TASK OBJECTIVE ::
Write out exactly the lines below that run from the line containing "Give me a plain-text" through the last line of the records.

GIVEN ENTRIES ::
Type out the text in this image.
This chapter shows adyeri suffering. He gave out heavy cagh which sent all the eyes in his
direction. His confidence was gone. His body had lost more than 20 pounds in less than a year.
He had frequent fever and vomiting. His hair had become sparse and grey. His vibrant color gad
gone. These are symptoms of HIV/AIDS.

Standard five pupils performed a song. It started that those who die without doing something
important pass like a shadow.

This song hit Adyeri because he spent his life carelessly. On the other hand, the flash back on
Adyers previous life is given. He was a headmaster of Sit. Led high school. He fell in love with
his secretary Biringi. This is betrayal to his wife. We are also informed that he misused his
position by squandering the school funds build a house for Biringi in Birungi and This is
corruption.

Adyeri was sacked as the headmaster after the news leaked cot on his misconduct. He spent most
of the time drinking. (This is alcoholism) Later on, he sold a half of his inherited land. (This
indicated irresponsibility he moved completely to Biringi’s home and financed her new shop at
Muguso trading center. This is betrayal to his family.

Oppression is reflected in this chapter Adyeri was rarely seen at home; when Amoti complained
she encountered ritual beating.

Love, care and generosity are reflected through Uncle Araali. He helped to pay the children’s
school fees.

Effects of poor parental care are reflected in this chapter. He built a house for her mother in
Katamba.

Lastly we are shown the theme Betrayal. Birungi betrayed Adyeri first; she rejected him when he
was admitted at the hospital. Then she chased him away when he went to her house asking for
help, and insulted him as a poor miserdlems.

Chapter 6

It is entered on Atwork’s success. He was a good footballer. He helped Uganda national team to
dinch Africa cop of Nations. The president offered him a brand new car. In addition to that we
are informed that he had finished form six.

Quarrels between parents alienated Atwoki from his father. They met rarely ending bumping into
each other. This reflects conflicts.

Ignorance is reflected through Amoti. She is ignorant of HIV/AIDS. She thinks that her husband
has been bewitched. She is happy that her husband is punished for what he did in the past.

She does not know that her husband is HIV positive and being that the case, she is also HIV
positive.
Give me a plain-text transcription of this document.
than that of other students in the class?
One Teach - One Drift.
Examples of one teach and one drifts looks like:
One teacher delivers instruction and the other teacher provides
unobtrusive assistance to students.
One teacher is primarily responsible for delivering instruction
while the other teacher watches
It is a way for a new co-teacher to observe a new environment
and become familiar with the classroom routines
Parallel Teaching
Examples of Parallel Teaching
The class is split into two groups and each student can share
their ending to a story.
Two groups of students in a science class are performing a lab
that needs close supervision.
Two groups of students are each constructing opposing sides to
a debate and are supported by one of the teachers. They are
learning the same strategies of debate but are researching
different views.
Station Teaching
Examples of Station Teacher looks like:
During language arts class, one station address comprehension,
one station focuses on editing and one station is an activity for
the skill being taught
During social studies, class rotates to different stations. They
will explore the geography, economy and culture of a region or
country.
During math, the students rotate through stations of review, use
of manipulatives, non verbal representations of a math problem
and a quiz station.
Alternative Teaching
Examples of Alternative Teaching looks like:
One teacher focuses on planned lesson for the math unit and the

IN RESPONSE ::
Give me a plain-text transcription of this document.
than that of other students in the class?
One Teach - One Drift.
Examples of one teach and one drifts looks like:
One teacher delivers instruction and the other teacher provides
unobtrusive assistance to students.
One teacher is primarily responsible for delivering instruction
while the other teacher watches
It is a way for a new co-teacher to observe a new environment
and become familiar with the classroom routines
Parallel Teaching
Examples of Parallel Teaching
The class is split into two groups and each student can share
their ending to a story.
Two groups of students in a science class are performing a lab
that needs close supervision.
Two groups of students are each constructing opposing sides to
a debate and are supported by one of the teachers. They are
learning the same strategies of debate but are researching
different views.
Station Teaching
Examples of Station Teacher looks like:
During language arts class, one station address comprehension,
one station focuses on editing and one station is an activity for
the skill being taught
During social studies, class rotates to different stations. They
will explore the geography, economy and culture of a region or
country.
During math, the students rotate through stations of review, use
of manipulatives, non verbal representations of a math problem
and a quiz station.
Alternative Teaching
Examples of Alternative Teaching looks like:
One teacher focuses on planned lesson for the math unit and the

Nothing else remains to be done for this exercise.